===== PROVIDED DATA
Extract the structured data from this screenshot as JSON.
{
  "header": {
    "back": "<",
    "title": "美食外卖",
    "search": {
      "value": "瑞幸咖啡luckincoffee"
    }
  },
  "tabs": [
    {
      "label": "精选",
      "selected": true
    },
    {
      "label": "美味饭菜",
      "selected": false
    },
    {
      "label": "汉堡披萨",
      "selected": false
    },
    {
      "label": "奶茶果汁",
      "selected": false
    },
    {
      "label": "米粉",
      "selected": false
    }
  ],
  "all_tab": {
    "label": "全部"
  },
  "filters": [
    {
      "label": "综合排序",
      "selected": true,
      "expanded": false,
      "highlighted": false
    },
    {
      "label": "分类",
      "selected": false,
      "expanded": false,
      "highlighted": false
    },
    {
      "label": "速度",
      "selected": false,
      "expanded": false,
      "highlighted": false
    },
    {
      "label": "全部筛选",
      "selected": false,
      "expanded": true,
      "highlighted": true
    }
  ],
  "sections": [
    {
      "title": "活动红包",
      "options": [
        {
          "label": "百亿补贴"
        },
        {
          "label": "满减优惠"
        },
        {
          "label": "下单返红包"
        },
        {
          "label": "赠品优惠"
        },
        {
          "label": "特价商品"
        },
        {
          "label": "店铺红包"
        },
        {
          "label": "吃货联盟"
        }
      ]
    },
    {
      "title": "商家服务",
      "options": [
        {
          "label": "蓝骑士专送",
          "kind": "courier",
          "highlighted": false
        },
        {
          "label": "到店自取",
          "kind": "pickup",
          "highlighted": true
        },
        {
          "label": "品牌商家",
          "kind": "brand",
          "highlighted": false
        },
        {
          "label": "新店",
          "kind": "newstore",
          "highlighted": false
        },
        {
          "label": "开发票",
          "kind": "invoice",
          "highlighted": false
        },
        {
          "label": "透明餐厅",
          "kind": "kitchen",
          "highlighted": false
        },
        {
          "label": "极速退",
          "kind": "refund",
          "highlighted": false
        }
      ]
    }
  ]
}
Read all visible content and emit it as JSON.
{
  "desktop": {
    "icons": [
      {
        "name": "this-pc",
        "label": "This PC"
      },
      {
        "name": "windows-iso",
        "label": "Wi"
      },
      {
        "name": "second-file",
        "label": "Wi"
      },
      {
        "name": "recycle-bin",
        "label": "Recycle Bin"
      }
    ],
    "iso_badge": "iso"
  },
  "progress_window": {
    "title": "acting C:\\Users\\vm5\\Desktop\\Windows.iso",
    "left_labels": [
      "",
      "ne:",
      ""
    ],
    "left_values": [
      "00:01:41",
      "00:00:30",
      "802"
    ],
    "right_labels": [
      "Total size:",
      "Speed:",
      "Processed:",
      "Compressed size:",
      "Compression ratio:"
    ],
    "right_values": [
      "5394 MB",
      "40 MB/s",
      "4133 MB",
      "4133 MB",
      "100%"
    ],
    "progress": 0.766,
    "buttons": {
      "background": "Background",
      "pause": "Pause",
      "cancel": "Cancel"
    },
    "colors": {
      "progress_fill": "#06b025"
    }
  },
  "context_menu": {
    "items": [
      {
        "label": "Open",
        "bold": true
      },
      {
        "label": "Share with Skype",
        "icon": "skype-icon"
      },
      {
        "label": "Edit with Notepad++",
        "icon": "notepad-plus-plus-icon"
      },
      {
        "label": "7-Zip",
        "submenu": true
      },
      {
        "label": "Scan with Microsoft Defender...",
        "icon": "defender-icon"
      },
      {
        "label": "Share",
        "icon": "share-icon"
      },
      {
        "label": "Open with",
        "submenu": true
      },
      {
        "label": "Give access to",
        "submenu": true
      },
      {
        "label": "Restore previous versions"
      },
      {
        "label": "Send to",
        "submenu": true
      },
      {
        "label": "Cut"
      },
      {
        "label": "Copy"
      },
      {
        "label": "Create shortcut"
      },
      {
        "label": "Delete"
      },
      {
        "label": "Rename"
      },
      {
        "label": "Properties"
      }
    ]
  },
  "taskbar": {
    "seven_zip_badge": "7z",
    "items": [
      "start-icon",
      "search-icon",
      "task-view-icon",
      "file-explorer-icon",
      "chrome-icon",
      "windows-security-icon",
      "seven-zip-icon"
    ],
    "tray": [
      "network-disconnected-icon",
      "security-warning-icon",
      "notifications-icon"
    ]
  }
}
==========
= AIM =
Return every line of the preceding records in which the word "security" appears.

= EXPECTED ANSWER =
      "windows-security-icon",
      "security-warning-icon",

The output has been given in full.